**Recorded data:**

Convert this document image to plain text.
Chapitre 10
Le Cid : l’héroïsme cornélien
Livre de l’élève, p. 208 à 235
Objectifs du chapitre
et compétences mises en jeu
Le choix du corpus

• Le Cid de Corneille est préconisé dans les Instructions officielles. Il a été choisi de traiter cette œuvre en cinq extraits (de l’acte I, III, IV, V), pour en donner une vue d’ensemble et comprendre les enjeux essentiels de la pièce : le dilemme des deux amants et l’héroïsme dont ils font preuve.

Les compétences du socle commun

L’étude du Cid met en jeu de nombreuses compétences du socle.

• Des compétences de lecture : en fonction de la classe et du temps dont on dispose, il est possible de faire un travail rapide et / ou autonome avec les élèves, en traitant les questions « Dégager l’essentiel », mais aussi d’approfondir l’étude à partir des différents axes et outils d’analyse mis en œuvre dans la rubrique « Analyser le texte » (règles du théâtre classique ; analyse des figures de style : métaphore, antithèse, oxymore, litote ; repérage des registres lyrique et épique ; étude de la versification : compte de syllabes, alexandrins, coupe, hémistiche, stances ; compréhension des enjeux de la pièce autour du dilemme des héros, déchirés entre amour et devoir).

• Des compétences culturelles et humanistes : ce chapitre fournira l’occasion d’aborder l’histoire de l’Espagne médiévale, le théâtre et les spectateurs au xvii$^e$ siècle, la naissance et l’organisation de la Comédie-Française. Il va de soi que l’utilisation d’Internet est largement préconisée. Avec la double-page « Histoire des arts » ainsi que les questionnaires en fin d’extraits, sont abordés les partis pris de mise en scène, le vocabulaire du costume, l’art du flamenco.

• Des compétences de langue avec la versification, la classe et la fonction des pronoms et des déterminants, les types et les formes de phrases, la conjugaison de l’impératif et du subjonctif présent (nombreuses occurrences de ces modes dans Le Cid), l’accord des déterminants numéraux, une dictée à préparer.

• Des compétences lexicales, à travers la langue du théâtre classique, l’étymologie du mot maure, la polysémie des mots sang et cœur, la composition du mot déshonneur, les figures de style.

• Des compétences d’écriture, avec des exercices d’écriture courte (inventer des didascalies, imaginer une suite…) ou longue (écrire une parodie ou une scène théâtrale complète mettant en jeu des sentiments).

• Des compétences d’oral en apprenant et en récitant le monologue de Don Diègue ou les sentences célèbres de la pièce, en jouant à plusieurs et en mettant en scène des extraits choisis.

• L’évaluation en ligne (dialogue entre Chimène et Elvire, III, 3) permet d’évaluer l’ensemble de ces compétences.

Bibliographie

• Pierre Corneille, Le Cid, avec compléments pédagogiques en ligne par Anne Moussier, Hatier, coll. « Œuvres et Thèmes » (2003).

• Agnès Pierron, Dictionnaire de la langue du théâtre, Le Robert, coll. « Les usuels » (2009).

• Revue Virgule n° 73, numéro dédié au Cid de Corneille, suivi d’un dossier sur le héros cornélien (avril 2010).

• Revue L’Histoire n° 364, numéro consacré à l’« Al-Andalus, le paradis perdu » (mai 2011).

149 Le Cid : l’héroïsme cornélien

**Exercise prompt:**
Extract all of the data above and output it character for character.

**Worked solution:**
Convert this document image to plain text.
Chapitre 10
Le Cid : l’héroïsme cornélien
Livre de l’élève, p. 208 à 235
Objectifs du chapitre
et compétences mises en jeu
Le choix du corpus

• Le Cid de Corneille est préconisé dans les Instructions officielles. Il a été choisi de traiter cette œuvre en cinq extraits (de l’acte I, III, IV, V), pour en donner une vue d’ensemble et comprendre les enjeux essentiels de la pièce : le dilemme des deux amants et l’héroïsme dont ils font preuve.

Les compétences du socle commun

L’étude du Cid met en jeu de nombreuses compétences du socle.

• Des compétences de lecture : en fonction de la classe et du temps dont on dispose, il est possible de faire un travail rapide et / ou autonome avec les élèves, en traitant les questions « Dégager l’essentiel », mais aussi d’approfondir l’étude à partir des différents axes et outils d’analyse mis en œuvre dans la rubrique « Analyser le texte » (règles du théâtre classique ; analyse des figures de style : métaphore, antithèse, oxymore, litote ; repérage des registres lyrique et épique ; étude de la versification : compte de syllabes, alexandrins, coupe, hémistiche, stances ; compréhension des enjeux de la pièce autour du dilemme des héros, déchirés entre amour et devoir).

• Des compétences culturelles et humanistes : ce chapitre fournira l’occasion d’aborder l’histoire de l’Espagne médiévale, le théâtre et les spectateurs au xvii$^e$ siècle, la naissance et l’organisation de la Comédie-Française. Il va de soi que l’utilisation d’Internet est largement préconisée. Avec la double-page « Histoire des arts » ainsi que les questionnaires en fin d’extraits, sont abordés les partis pris de mise en scène, le vocabulaire du costume, l’art du flamenco.

• Des compétences de langue avec la versification, la classe et la fonction des pronoms et des déterminants, les types et les formes de phrases, la conjugaison de l’impératif et du subjonctif présent (nombreuses occurrences de ces modes dans Le Cid), l’accord des déterminants numéraux, une dictée à préparer.

• Des compétences lexicales, à travers la langue du théâtre classique, l’étymologie du mot maure, la polysémie des mots sang et cœur, la composition du mot déshonneur, les figures de style.

• Des compétences d’écriture, avec des exercices d’écriture courte (inventer des didascalies, imaginer une suite…) ou longue (écrire une parodie ou une scène théâtrale complète mettant en jeu des sentiments).

• Des compétences d’oral en apprenant et en récitant le monologue de Don Diègue ou les sentences célèbres de la pièce, en jouant à plusieurs et en mettant en scène des extraits choisis.

• L’évaluation en ligne (dialogue entre Chimène et Elvire, III, 3) permet d’évaluer l’ensemble de ces compétences.

Bibliographie

• Pierre Corneille, Le Cid, avec compléments pédagogiques en ligne par Anne Moussier, Hatier, coll. « Œuvres et Thèmes » (2003).

• Agnès Pierron, Dictionnaire de la langue du théâtre, Le Robert, coll. « Les usuels » (2009).

• Revue Virgule n° 73, numéro dédié au Cid de Corneille, suivi d’un dossier sur le héros cornélien (avril 2010).

• Revue L’Histoire n° 364, numéro consacré à l’« Al-Andalus, le paradis perdu » (mai 2011).

149 Le Cid : l’héroïsme cornélien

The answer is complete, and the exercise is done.